▶ [Aim of the task]: Write out the whole listing exactly as it stands.

* BEGIN Data for processing *

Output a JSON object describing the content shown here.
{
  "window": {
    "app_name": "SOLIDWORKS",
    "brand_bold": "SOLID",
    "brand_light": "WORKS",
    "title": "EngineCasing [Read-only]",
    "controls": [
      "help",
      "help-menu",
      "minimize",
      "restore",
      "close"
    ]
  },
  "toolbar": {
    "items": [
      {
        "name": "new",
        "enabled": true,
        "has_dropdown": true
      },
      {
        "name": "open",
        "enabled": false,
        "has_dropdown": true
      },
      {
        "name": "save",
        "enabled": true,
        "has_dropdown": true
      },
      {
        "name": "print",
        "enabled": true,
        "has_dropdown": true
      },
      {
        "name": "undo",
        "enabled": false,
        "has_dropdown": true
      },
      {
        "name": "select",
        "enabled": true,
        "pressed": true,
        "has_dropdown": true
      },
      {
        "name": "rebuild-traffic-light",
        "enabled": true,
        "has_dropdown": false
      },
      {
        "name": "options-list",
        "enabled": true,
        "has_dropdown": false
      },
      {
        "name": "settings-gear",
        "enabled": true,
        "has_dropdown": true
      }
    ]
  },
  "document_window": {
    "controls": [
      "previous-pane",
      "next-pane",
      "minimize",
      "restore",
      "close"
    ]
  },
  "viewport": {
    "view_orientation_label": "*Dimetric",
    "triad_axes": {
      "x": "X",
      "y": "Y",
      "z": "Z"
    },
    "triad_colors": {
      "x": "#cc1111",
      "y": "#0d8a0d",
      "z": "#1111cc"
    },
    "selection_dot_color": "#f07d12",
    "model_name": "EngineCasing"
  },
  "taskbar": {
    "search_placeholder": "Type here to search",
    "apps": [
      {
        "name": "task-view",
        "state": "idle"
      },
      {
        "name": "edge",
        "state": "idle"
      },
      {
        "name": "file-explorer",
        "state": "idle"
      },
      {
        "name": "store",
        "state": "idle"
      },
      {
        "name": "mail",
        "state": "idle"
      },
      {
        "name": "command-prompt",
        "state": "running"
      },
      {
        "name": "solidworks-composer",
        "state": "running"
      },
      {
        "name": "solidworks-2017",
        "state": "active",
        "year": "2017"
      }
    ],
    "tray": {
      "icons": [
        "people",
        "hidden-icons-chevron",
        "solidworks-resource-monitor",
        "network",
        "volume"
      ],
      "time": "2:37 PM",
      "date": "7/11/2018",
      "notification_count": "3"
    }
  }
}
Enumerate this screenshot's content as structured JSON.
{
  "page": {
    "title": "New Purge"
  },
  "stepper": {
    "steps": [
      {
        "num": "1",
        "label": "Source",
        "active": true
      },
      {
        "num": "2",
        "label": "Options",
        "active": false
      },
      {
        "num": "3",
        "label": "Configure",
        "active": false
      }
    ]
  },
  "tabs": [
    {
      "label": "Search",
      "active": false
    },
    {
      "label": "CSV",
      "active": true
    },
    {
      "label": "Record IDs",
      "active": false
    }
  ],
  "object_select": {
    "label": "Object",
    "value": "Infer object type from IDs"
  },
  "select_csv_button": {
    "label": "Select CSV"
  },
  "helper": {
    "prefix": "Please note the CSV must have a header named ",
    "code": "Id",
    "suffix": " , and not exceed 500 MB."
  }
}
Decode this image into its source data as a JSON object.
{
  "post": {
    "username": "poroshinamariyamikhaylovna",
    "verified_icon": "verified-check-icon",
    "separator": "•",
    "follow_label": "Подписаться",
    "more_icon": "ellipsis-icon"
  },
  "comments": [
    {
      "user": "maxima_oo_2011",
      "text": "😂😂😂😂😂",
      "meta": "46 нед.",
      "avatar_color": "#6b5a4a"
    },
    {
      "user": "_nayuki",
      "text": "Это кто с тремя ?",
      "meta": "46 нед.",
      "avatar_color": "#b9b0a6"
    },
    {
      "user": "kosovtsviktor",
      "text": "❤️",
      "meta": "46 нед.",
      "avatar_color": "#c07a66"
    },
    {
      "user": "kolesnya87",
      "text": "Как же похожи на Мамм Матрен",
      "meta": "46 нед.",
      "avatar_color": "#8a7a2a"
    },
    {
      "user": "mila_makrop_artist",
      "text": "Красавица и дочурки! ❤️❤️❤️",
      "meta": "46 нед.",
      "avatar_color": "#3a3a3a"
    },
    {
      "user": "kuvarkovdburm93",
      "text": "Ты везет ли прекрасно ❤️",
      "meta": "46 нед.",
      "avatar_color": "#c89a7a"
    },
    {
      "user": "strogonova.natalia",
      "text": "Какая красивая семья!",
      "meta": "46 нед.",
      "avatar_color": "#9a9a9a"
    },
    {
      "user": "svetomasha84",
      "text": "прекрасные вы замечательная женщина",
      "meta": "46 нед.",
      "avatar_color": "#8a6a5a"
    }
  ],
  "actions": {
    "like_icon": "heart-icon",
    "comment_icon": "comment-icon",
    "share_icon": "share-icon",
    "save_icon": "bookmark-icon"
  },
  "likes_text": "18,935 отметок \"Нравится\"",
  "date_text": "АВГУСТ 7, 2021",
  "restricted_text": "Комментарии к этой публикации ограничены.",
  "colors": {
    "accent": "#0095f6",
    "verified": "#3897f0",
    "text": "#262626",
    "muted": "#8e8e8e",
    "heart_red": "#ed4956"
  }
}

* END Data for processing *

▶ [Response to the exercise]:
Output a JSON object describing the content shown here.
{
  "window": {
    "app_name": "SOLIDWORKS",
    "brand_bold": "SOLID",
    "brand_light": "WORKS",
    "title": "EngineCasing [Read-only]",
    "controls": [
      "help",
      "help-menu",
      "minimize",
      "restore",
      "close"
    ]
  },
  "toolbar": {
    "items": [
      {
        "name": "new",
        "enabled": true,
        "has_dropdown": true
      },
      {
        "name": "open",
        "enabled": false,
        "has_dropdown": true
      },
      {
        "name": "save",
        "enabled": true,
        "has_dropdown": true
      },
      {
        "name": "print",
        "enabled": true,
        "has_dropdown": true
      },
      {
        "name": "undo",
        "enabled": false,
        "has_dropdown": true
      },
      {
        "name": "select",
        "enabled": true,
        "pressed": true,
        "has_dropdown": true
      },
      {
        "name": "rebuild-traffic-light",
        "enabled": true,
        "has_dropdown": false
      },
      {
        "name": "options-list",
        "enabled": true,
        "has_dropdown": false
      },
      {
        "name": "settings-gear",
        "enabled": true,
        "has_dropdown": true
      }
    ]
  },
  "document_window": {
    "controls": [
      "previous-pane",
      "next-pane",
      "minimize",
      "restore",
      "close"
    ]
  },
  "viewport": {
    "view_orientation_label": "*Dimetric",
    "triad_axes": {
      "x": "X",
      "y": "Y",
      "z": "Z"
    },
    "triad_colors": {
      "x": "#cc1111",
      "y": "#0d8a0d",
      "z": "#1111cc"
    },
    "selection_dot_color": "#f07d12",
    "model_name": "EngineCasing"
  },
  "taskbar": {
    "search_placeholder": "Type here to search",
    "apps": [
      {
        "name": "task-view",
        "state": "idle"
      },
      {
        "name": "edge",
        "state": "idle"
      },
      {
        "name": "file-explorer",
        "state": "idle"
      },
      {
        "name": "store",
        "state": "idle"
      },
      {
        "name": "mail",
        "state": "idle"
      },
      {
        "name": "command-prompt",
        "state": "running"
      },
      {
        "name": "solidworks-composer",
        "state": "running"
      },
      {
        "name": "solidworks-2017",
        "state": "active",
        "year": "2017"
      }
    ],
    "tray": {
      "icons": [
        "people",
        "hidden-icons-chevron",
        "solidworks-resource-monitor",
        "network",
        "volume"
      ],
      "time": "2:37 PM",
      "date": "7/11/2018",
      "notification_count": "3"
    }
  }
}
Enumerate this screenshot's content as structured JSON.
{
  "page": {
    "title": "New Purge"
  },
  "stepper": {
    "steps": [
      {
        "num": "1",
        "label": "Source",
        "active": true
      },
      {
        "num": "2",
        "label": "Options",
        "active": false
      },
      {
        "num": "3",
        "label": "Configure",
        "active": false
      }
    ]
  },
  "tabs": [
    {
      "label": "Search",
      "active": false
    },
    {
      "label": "CSV",
      "active": true
    },
    {
      "label": "Record IDs",
      "active": false
    }
  ],
  "object_select": {
    "label": "Object",
    "value": "Infer object type from IDs"
  },
  "select_csv_button": {
    "label": "Select CSV"
  },
  "helper": {
    "prefix": "Please note the CSV must have a header named ",
    "code": "Id",
    "suffix": " , and not exceed 500 MB."
  }
}
Decode this image into its source data as a JSON object.
{
  "post": {
    "username": "poroshinamariyamikhaylovna",
    "verified_icon": "verified-check-icon",
    "separator": "•",
    "follow_label": "Подписаться",
    "more_icon": "ellipsis-icon"
  },
  "comments": [
    {
      "user": "maxima_oo_2011",
      "text": "😂😂😂😂😂",
      "meta": "46 нед.",
      "avatar_color": "#6b5a4a"
    },
    {
      "user": "_nayuki",
      "text": "Это кто с тремя ?",
      "meta": "46 нед.",
      "avatar_color": "#b9b0a6"
    },
    {
      "user": "kosovtsviktor",
      "text": "❤️",
      "meta": "46 нед.",
      "avatar_color": "#c07a66"
    },
    {
      "user": "kolesnya87",
      "text": "Как же похожи на Мамм Матрен",
      "meta": "46 нед.",
      "avatar_color": "#8a7a2a"
    },
    {
      "user": "mila_makrop_artist",
      "text": "Красавица и дочурки! ❤️❤️❤️",
      "meta": "46 нед.",
      "avatar_color": "#3a3a3a"
    },
    {
      "user": "kuvarkovdburm93",
      "text": "Ты везет ли прекрасно ❤️",
      "meta": "46 нед.",
      "avatar_color": "#c89a7a"
    },
    {
      "user": "strogonova.natalia",
      "text": "Какая красивая семья!",
      "meta": "46 нед.",
      "avatar_color": "#9a9a9a"
    },
    {
      "user": "svetomasha84",
      "text": "прекрасные вы замечательная женщина",
      "meta": "46 нед.",
      "avatar_color": "#8a6a5a"
    }
  ],
  "actions": {
    "like_icon": "heart-icon",
    "comment_icon": "comment-icon",
    "share_icon": "share-icon",
    "save_icon": "bookmark-icon"
  },
  "likes_text": "18,935 отметок \"Нравится\"",
  "date_text": "АВГУСТ 7, 2021",
  "restricted_text": "Комментарии к этой публикации ограничены.",
  "colors": {
    "accent": "#0095f6",
    "verified": "#3897f0",
    "text": "#262626",
    "muted": "#8e8e8e",
    "heart_red": "#ed4956"
  }
}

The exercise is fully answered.